- _Given task_:
Gather, from the listing beneath this task, every line holding the string "Schneider".

↓

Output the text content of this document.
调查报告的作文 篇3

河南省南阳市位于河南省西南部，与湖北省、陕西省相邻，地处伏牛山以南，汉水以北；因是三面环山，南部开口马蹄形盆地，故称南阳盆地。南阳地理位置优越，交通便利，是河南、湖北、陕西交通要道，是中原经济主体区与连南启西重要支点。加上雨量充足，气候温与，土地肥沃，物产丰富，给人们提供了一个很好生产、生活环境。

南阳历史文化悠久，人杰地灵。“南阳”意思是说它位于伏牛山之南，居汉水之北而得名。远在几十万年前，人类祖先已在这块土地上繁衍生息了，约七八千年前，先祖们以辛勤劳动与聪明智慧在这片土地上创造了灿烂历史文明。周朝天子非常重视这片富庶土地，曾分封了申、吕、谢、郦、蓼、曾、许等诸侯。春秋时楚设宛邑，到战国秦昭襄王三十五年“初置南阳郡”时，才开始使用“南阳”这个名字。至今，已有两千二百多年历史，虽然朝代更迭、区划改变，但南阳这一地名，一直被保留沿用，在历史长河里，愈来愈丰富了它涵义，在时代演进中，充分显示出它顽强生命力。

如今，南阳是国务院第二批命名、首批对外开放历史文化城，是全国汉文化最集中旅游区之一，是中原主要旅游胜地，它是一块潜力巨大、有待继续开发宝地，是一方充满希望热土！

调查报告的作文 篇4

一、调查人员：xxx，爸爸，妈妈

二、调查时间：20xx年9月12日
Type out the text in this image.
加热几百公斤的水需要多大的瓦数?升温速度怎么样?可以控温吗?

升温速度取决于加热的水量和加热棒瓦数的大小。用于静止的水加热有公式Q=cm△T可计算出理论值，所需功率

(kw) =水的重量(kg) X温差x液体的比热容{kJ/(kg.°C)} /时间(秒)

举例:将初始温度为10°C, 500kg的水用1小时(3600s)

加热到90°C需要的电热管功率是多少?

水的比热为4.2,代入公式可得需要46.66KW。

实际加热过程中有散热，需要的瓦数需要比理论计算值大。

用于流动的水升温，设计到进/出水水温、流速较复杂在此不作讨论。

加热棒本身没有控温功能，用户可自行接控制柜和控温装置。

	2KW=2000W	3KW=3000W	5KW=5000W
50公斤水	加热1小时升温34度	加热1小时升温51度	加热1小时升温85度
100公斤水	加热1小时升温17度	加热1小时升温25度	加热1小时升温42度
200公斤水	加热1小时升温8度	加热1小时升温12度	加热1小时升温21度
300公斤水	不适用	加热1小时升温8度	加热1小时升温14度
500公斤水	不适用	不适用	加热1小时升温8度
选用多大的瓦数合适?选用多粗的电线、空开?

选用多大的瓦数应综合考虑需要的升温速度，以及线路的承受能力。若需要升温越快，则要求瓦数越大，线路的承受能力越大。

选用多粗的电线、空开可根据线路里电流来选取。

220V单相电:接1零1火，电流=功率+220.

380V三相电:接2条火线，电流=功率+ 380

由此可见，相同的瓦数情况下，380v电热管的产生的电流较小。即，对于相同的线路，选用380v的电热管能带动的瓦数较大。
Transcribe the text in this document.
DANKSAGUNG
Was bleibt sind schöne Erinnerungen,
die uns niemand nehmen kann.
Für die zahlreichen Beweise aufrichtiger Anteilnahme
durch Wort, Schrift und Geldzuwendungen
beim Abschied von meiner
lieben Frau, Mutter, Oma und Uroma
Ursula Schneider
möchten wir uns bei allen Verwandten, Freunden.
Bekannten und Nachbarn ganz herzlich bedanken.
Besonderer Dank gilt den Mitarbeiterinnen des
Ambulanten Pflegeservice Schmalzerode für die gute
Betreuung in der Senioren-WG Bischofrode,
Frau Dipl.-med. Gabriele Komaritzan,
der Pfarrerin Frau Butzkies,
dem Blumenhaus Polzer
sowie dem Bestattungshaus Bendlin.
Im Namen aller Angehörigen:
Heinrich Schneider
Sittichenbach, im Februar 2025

↑

- _The answer_:
Ursula Schneider
Heinrich Schneider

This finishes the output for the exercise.